PROBLEM STATEMENT:
Give back the full listing verbatim, apart from its images.
─── EXERCISE INPUT
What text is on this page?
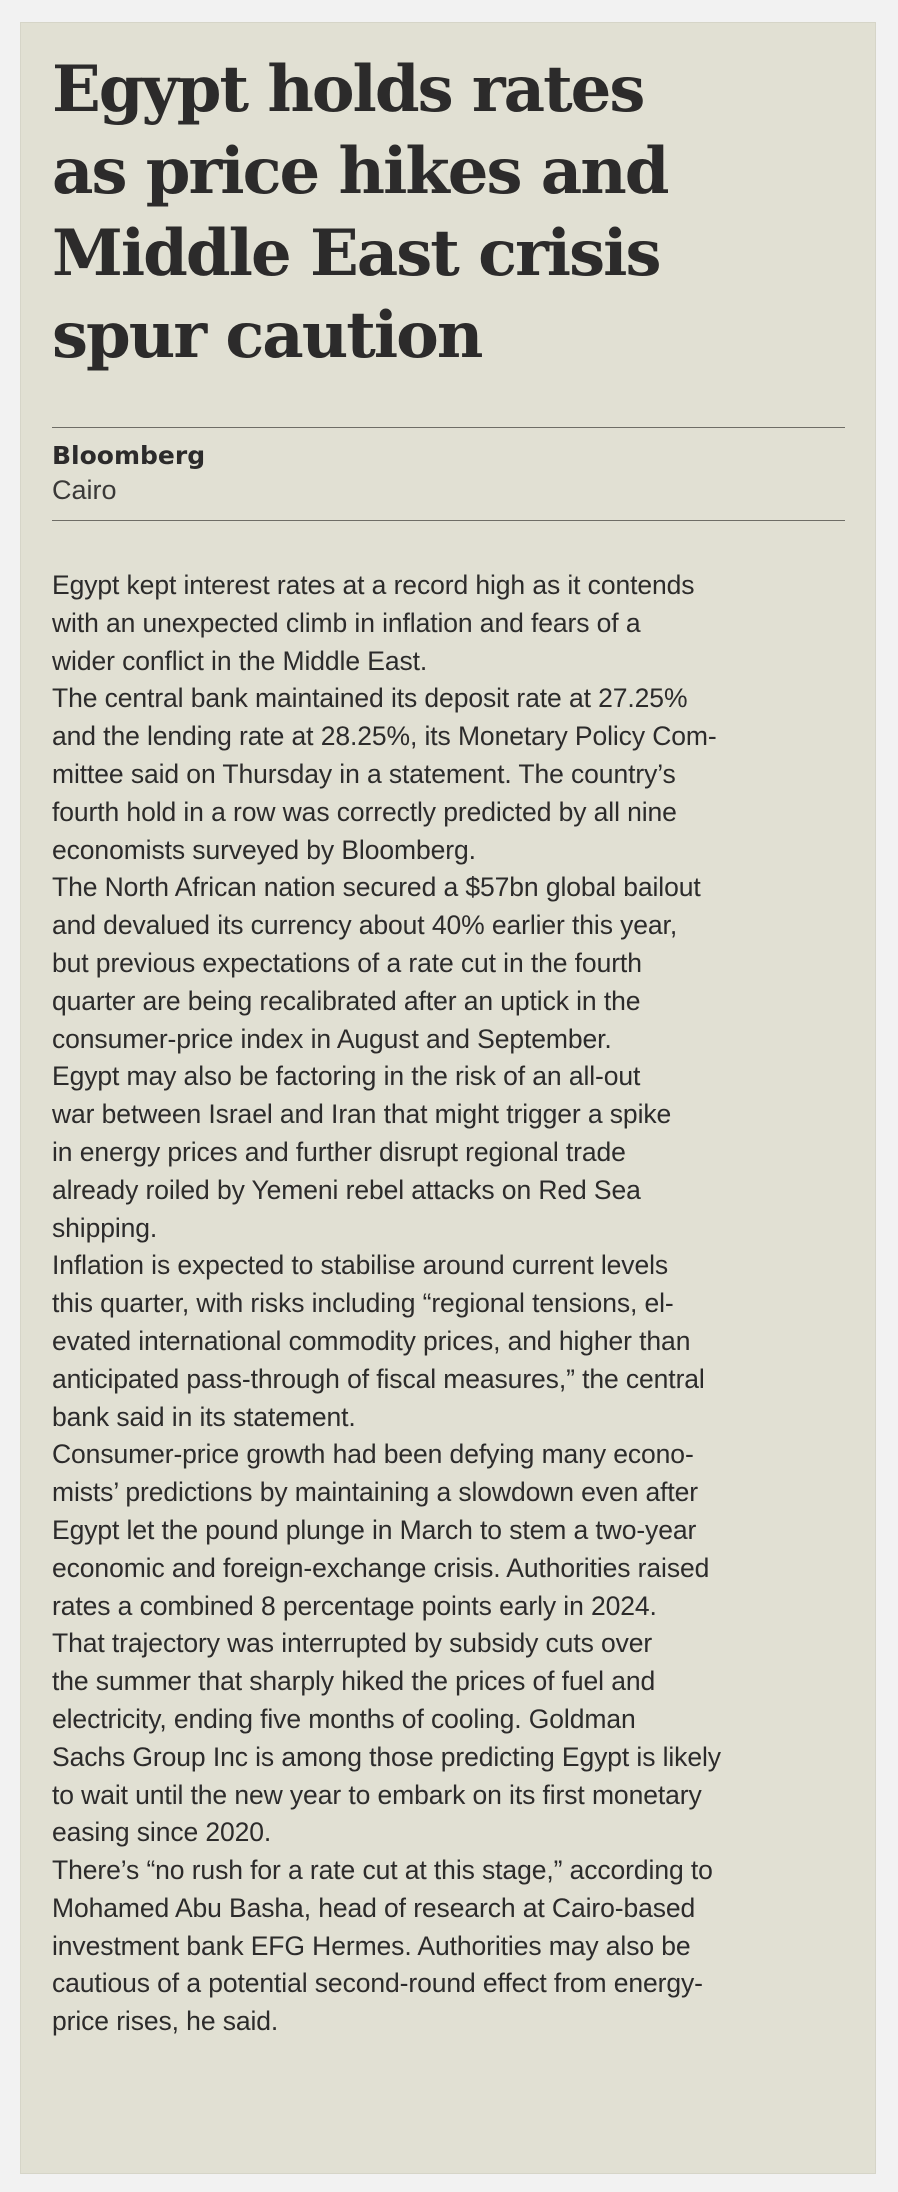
Egypt holds rates
as price hikes and
Middle East crisis
spur caution

Bloomberg
Cairo

Egypt kept interest rates at a record high as it contends
with an unexpected climb in inflation and fears of a
wider conflict in the Middle East.

The central bank maintained its deposit rate at 27.25%
and the lending rate at 28.25%, its Monetary Policy Com-
mittee said on Thursday in a statement. The country’s
fourth hold in a row was correctly predicted by all nine
economists surveyed by Bloomberg.

The North African nation secured a $57bn global bailout
and devalued its currency about 40% earlier this year,
but previous expectations of a rate cut in the fourth
quarter are being recalibrated after an uptick in the
consumer-price index in August and September.

Egypt may also be factoring in the risk of an all-out
war between Israel and Iran that might trigger a spike
in energy prices and further disrupt regional trade
already roiled by Yemeni rebel attacks on Red Sea
shipping.

Inflation is expected to stabilise around current levels
this quarter, with risks including “regional tensions, el-
evated international commodity prices, and higher than
anticipated pass-through of fiscal measures,” the central
bank said in its statement.

Consumer-price growth had been defying many econo-
mists’ predictions by maintaining a slowdown even after
Egypt let the pound plunge in March to stem a two-year
economic and foreign-exchange crisis. Authorities raised
rates a combined 8 percentage points early in 2024.

That trajectory was interrupted by subsidy cuts over
the summer that sharply hiked the prices of fuel and
electricity, ending five months of cooling. Goldman
Sachs Group Inc is among those predicting Egypt is likely
to wait until the new year to embark on its first monetary
easing since 2020.

There’s “no rush for a rate cut at this stage,” according to
Mohamed Abu Basha, head of research at Cairo-based
investment bank EFG Hermes. Authorities may also be
cautious of a potential second-round effect from energy-
price rises, he said.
──────
THE ANSWER:
What text is on this page?
Egypt holds rates
as price hikes and
Middle East crisis
spur caution

Bloomberg
Cairo

Egypt kept interest rates at a record high as it contends
with an unexpected climb in inflation and fears of a
wider conflict in the Middle East.

The central bank maintained its deposit rate at 27.25%
and the lending rate at 28.25%, its Monetary Policy Com-
mittee said on Thursday in a statement. The country’s
fourth hold in a row was correctly predicted by all nine
economists surveyed by Bloomberg.

The North African nation secured a $57bn global bailout
and devalued its currency about 40% earlier this year,
but previous expectations of a rate cut in the fourth
quarter are being recalibrated after an uptick in the
consumer-price index in August and September.

Egypt may also be factoring in the risk of an all-out
war between Israel and Iran that might trigger a spike
in energy prices and further disrupt regional trade
already roiled by Yemeni rebel attacks on Red Sea
shipping.

Inflation is expected to stabilise around current levels
this quarter, with risks including “regional tensions, el-
evated international commodity prices, and higher than
anticipated pass-through of fiscal measures,” the central
bank said in its statement.

Consumer-price growth had been defying many econo-
mists’ predictions by maintaining a slowdown even after
Egypt let the pound plunge in March to stem a two-year
economic and foreign-exchange crisis. Authorities raised
rates a combined 8 percentage points early in 2024.

That trajectory was interrupted by subsidy cuts over
the summer that sharply hiked the prices of fuel and
electricity, ending five months of cooling. Goldman
Sachs Group Inc is among those predicting Egypt is likely
to wait until the new year to embark on its first monetary
easing since 2020.

There’s “no rush for a rate cut at this stage,” according to
Mohamed Abu Basha, head of research at Cairo-based
investment bank EFG Hermes. Authorities may also be
cautious of a potential second-round effect from energy-
price rises, he said.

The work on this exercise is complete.